**OBJECTIVE:** Each line of the material below that holds the word "certification" needs to be copied.

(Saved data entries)
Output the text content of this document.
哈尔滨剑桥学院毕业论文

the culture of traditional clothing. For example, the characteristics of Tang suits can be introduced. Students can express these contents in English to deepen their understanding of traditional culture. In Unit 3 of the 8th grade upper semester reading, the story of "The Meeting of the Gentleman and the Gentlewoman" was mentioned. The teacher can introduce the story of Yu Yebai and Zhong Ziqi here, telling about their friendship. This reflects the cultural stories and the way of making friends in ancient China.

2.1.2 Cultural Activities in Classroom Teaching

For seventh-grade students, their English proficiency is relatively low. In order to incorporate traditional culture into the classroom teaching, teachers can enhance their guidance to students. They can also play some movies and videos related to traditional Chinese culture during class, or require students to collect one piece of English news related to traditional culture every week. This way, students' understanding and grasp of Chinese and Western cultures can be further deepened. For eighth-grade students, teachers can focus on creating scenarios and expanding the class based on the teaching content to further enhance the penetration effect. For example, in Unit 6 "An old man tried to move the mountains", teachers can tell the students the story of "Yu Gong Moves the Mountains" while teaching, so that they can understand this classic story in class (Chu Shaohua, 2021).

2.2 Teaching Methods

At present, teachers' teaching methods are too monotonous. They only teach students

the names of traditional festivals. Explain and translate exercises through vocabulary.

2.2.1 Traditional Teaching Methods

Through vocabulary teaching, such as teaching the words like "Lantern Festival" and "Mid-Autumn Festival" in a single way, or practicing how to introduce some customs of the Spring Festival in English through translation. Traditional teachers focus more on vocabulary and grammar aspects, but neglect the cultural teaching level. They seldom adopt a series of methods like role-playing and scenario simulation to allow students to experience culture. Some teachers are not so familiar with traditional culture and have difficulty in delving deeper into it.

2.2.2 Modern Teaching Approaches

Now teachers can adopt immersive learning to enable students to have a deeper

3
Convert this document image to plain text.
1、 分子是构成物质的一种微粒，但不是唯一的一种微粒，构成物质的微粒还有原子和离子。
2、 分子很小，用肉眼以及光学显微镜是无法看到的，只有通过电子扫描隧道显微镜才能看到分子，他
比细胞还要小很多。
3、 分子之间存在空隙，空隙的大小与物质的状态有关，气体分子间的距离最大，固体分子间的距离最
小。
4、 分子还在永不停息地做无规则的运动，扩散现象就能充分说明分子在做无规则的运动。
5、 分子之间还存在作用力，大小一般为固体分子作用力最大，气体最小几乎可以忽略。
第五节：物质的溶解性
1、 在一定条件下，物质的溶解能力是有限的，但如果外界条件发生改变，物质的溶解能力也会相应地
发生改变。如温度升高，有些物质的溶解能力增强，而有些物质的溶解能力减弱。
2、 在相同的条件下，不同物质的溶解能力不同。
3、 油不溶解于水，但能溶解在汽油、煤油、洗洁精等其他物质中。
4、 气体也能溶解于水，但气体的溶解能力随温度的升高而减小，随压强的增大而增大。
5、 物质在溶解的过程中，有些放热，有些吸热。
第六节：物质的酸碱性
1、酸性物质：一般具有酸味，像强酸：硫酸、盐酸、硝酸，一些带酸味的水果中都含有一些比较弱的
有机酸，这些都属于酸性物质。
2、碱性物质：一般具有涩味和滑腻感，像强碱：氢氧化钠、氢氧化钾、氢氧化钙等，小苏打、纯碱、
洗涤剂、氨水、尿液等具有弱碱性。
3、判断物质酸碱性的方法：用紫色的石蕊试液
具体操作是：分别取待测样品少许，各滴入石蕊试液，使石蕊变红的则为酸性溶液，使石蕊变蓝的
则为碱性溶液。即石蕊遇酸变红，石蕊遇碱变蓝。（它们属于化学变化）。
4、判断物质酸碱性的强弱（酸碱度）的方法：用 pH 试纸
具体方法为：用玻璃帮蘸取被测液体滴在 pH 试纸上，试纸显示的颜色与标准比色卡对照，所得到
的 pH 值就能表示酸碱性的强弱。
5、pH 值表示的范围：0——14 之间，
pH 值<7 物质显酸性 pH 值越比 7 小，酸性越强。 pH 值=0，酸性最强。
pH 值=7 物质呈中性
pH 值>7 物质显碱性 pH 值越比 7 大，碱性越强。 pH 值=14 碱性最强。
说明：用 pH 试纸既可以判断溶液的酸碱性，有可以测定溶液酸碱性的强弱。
...
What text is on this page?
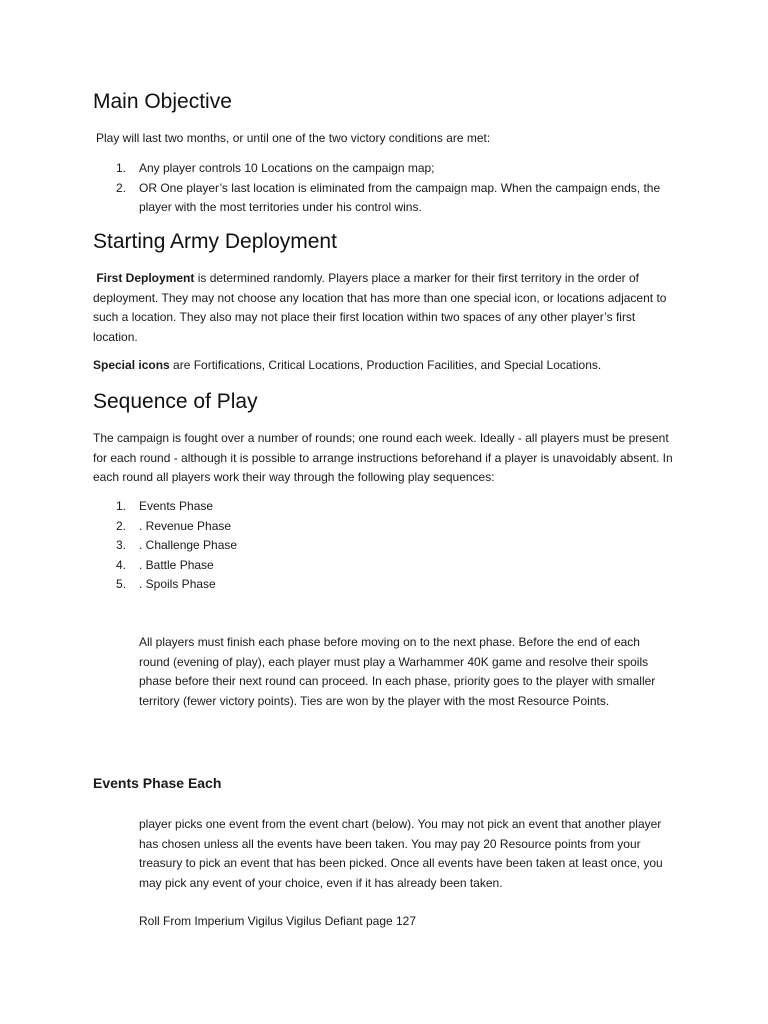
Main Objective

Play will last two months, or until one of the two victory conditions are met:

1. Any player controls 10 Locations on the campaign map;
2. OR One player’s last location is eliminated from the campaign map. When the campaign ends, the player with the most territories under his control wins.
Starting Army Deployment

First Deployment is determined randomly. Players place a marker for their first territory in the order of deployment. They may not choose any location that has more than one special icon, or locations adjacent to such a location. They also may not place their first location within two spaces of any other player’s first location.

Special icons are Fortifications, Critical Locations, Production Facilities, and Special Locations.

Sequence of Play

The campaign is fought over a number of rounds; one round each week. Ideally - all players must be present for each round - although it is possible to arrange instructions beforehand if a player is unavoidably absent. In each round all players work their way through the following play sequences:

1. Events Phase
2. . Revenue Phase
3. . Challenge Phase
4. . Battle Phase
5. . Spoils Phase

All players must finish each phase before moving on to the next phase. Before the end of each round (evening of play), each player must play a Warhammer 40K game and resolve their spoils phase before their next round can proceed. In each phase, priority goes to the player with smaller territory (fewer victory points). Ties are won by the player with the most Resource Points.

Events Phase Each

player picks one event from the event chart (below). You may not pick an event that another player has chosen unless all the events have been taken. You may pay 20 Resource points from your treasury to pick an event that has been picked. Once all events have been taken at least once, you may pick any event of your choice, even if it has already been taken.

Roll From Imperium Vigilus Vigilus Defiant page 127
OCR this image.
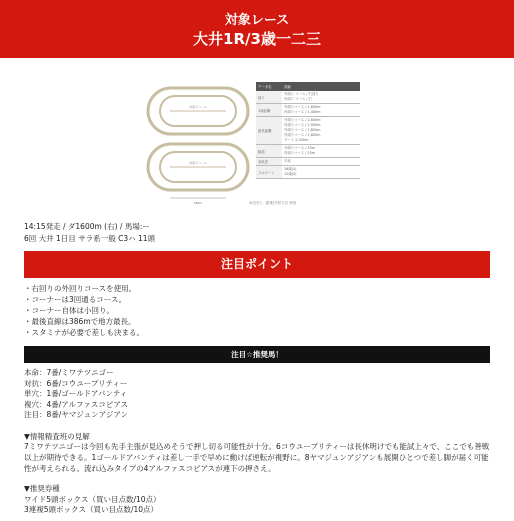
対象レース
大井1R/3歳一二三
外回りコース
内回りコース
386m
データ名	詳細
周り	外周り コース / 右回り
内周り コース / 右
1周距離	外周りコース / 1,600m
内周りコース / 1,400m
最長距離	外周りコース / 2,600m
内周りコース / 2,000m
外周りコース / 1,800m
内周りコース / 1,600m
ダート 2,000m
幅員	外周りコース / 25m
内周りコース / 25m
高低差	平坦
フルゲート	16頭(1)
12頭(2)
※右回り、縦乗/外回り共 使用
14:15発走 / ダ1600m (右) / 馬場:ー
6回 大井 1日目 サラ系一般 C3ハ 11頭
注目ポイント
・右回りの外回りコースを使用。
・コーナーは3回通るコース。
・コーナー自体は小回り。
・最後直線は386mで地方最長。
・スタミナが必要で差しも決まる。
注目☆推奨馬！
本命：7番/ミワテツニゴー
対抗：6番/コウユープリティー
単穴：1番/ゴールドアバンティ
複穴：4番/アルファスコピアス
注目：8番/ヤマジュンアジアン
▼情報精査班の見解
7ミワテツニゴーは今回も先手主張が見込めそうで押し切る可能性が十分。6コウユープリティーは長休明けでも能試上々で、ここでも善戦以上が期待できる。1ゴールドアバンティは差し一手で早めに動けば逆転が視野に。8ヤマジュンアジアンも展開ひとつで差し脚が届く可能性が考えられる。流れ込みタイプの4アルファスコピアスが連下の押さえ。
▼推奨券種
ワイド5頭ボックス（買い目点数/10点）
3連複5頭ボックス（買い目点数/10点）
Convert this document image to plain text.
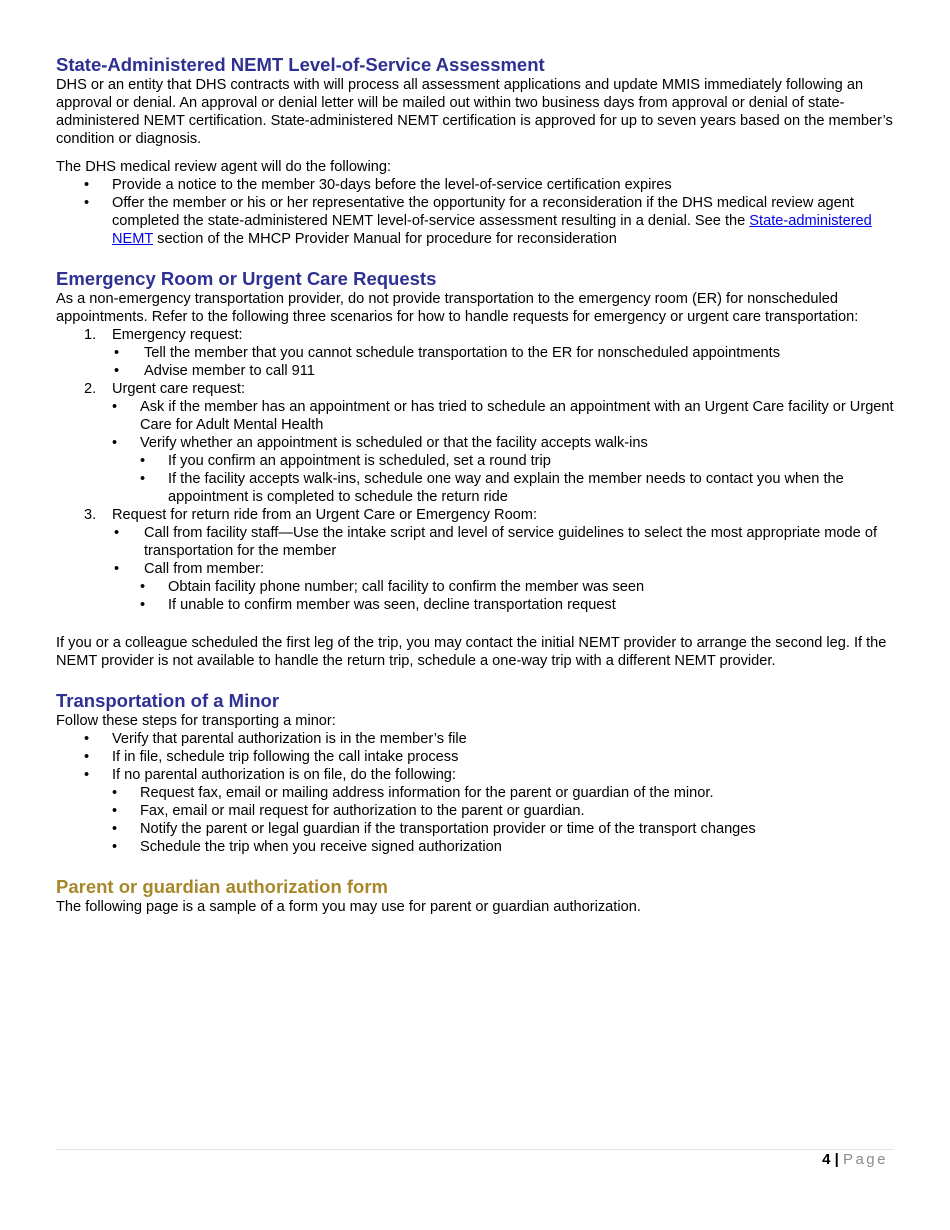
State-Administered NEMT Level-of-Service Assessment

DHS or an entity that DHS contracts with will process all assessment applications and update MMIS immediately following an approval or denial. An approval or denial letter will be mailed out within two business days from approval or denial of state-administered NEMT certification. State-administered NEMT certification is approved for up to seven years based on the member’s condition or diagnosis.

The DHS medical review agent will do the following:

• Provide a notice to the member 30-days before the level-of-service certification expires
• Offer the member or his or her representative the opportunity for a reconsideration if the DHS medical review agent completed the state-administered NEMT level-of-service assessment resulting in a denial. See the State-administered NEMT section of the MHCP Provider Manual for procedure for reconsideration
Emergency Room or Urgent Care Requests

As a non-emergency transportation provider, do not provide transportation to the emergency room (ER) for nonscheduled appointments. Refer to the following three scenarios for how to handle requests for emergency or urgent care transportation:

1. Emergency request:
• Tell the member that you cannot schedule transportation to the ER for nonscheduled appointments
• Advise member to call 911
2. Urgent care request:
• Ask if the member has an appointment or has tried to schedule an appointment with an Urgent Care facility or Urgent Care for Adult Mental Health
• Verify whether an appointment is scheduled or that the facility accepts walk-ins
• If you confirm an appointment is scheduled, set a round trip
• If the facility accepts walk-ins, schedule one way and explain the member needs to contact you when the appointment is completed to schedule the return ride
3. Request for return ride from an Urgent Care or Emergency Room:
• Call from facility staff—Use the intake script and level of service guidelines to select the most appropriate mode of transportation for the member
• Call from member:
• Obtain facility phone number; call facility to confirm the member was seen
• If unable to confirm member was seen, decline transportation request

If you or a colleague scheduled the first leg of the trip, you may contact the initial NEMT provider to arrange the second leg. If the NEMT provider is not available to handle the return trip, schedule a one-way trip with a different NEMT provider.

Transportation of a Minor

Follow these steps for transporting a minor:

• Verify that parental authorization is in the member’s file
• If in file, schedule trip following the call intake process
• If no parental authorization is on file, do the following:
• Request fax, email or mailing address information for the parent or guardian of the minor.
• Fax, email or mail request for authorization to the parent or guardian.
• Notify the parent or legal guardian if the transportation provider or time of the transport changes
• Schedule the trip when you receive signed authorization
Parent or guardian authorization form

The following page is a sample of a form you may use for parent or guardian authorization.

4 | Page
* * *
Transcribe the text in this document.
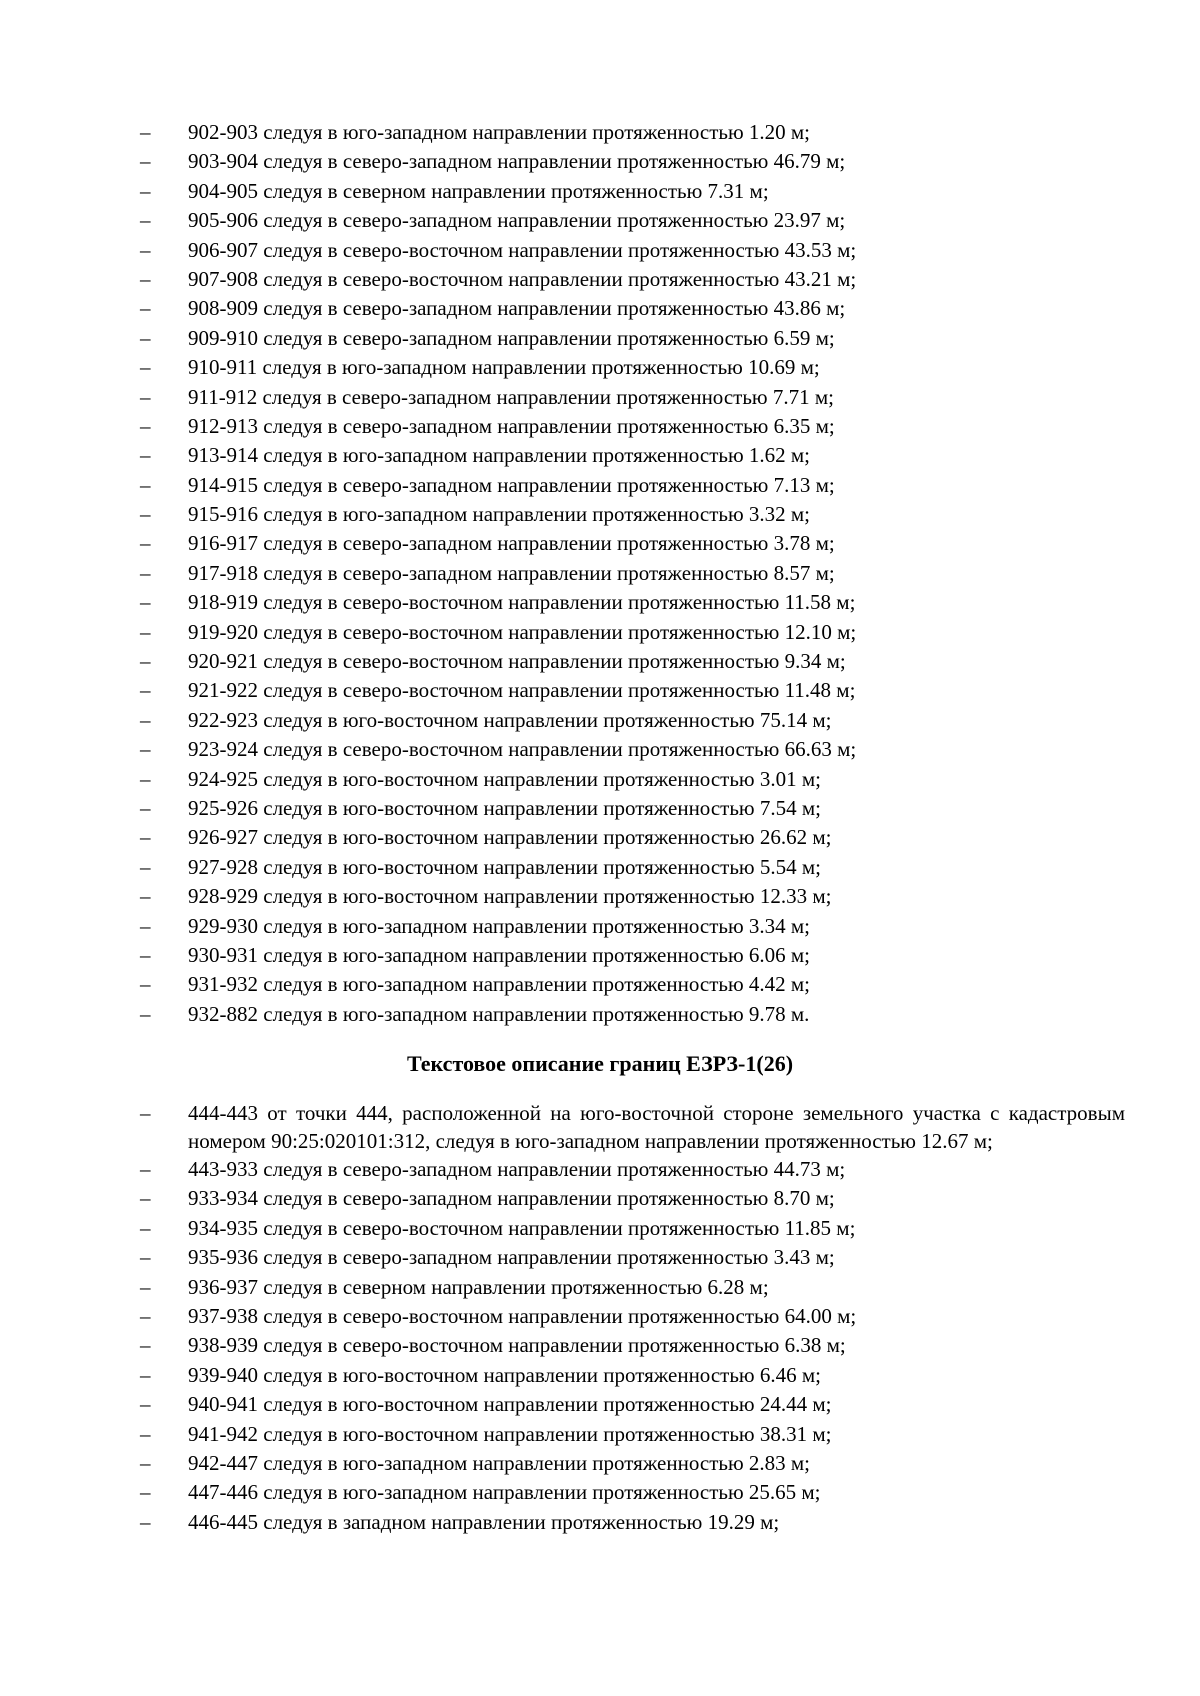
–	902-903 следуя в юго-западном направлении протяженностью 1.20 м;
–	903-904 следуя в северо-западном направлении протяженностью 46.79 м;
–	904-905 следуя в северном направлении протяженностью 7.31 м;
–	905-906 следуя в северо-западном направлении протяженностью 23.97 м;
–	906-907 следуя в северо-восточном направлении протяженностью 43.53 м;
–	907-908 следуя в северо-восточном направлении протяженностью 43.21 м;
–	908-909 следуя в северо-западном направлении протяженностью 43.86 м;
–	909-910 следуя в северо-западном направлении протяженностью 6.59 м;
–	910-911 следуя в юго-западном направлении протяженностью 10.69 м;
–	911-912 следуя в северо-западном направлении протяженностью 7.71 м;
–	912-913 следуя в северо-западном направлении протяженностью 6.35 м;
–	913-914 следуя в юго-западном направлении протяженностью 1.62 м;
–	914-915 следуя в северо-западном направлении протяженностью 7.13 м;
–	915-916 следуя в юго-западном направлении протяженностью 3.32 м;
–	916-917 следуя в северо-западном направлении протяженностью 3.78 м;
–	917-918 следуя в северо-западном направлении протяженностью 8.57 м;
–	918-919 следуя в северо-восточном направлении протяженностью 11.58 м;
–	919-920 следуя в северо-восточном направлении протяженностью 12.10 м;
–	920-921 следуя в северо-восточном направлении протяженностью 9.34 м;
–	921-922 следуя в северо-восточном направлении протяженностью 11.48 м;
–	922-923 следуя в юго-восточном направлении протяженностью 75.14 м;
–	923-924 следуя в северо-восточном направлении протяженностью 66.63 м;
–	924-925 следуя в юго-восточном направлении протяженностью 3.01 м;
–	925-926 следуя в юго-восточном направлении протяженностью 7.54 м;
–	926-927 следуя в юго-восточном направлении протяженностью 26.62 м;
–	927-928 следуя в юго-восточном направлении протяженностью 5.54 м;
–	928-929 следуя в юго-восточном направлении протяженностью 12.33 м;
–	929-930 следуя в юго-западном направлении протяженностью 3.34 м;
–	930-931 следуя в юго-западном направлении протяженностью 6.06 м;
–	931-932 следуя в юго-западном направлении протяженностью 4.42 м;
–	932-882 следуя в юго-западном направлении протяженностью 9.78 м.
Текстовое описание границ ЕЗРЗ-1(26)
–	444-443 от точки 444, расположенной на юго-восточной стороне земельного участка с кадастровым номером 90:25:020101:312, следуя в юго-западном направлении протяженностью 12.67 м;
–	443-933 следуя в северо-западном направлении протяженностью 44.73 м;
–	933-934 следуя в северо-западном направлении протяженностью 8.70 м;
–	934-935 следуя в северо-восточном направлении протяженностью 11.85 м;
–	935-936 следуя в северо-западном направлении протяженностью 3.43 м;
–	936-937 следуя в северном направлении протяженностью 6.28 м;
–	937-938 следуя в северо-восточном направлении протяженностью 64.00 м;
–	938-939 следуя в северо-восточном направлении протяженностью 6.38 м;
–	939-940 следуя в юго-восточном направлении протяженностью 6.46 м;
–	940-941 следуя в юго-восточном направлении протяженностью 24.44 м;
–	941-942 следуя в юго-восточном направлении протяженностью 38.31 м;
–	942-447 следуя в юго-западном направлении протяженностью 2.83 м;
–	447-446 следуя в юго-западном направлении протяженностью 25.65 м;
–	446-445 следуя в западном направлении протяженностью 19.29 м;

**THE RESPONSE:**
DHS or an entity that DHS contracts with will process all assessment applications and update MMIS immediately following an approval or denial. An approval or denial letter will be mailed out within two business days from approval or denial of state-administered NEMT certification. State-administered NEMT certification is approved for up to seven years based on the member’s condition or diagnosis.
• Provide a notice to the member 30-days before the level-of-service certification expires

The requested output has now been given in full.